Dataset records
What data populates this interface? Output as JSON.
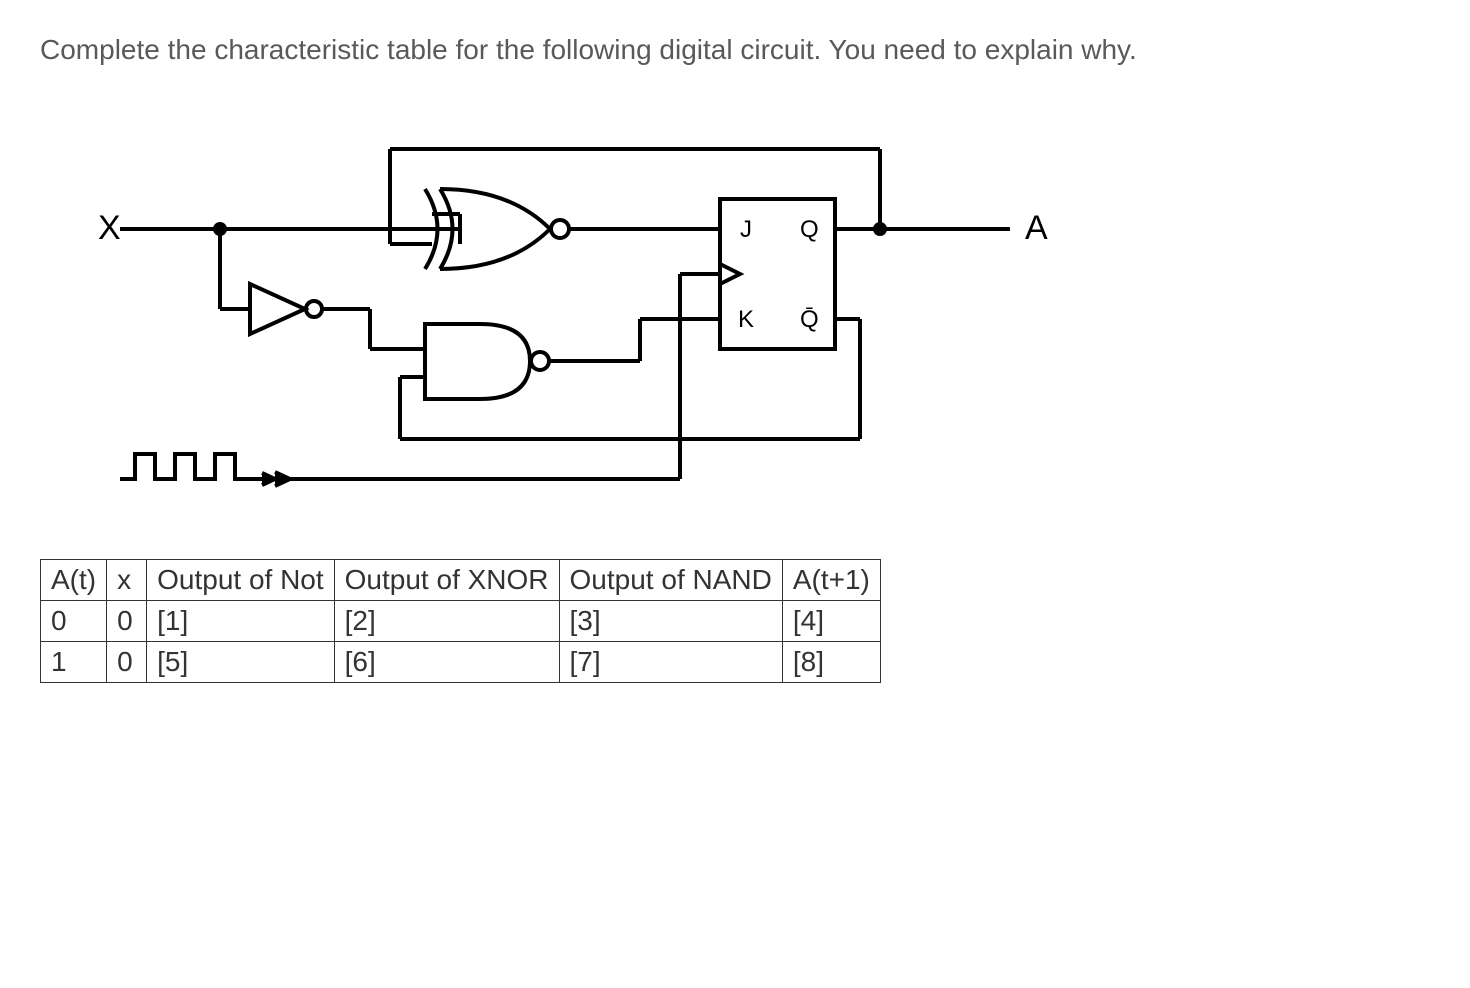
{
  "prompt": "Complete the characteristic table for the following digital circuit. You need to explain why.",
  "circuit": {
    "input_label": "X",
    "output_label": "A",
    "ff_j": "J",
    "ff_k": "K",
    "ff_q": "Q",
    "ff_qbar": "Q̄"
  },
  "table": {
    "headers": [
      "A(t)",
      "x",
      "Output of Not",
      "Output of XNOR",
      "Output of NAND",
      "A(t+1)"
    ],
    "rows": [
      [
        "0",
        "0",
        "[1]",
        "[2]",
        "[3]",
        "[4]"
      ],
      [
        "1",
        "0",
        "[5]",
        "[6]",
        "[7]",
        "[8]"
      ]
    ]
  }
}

GIVEN PROBLEM => State the count of lines holding the string "circuit" in the listing above, and nothing else.

THE REPLY => 2